[Dataset records]
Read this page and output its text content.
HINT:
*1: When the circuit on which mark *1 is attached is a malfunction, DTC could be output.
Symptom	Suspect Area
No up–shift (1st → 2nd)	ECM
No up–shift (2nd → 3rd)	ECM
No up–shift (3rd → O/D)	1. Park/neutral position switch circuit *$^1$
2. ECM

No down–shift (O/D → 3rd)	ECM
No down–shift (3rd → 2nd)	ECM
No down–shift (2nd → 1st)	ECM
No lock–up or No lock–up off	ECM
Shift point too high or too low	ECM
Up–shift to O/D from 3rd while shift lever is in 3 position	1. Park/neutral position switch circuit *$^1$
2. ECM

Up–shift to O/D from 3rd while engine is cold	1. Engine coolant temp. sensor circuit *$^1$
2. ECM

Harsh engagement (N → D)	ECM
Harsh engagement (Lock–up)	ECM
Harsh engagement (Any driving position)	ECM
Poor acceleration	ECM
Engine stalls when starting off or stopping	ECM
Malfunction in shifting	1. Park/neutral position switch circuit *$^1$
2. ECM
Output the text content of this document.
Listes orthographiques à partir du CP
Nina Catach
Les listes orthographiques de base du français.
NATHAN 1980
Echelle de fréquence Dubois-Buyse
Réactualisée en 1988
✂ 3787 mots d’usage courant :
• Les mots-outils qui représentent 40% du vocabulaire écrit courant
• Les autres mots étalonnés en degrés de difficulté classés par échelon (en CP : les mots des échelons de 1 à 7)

Your task - Quote each line of the data above exactly as written.

The solution -
Read this page and output its text content.
HINT:
*1: When the circuit on which mark *1 is attached is a malfunction, DTC could be output.
Symptom	Suspect Area
No up–shift (1st → 2nd)	ECM
No up–shift (2nd → 3rd)	ECM
No up–shift (3rd → O/D)	1. Park/neutral position switch circuit *$^1$
2. ECM

No down–shift (O/D → 3rd)	ECM
No down–shift (3rd → 2nd)	ECM
No down–shift (2nd → 1st)	ECM
No lock–up or No lock–up off	ECM
Shift point too high or too low	ECM
Up–shift to O/D from 3rd while shift lever is in 3 position	1. Park/neutral position switch circuit *$^1$
2. ECM

Up–shift to O/D from 3rd while engine is cold	1. Engine coolant temp. sensor circuit *$^1$
2. ECM

Harsh engagement (N → D)	ECM
Harsh engagement (Lock–up)	ECM
Harsh engagement (Any driving position)	ECM
Poor acceleration	ECM
Engine stalls when starting off or stopping	ECM
Malfunction in shifting	1. Park/neutral position switch circuit *$^1$
2. ECM
Output the text content of this document.
Listes orthographiques à partir du CP
Nina Catach
Les listes orthographiques de base du français.
NATHAN 1980
Echelle de fréquence Dubois-Buyse
Réactualisée en 1988
✂ 3787 mots d’usage courant :
• Les mots-outils qui représentent 40% du vocabulaire écrit courant
• Les autres mots étalonnés en degrés de difficulté classés par échelon (en CP : les mots des échelons de 1 à 7)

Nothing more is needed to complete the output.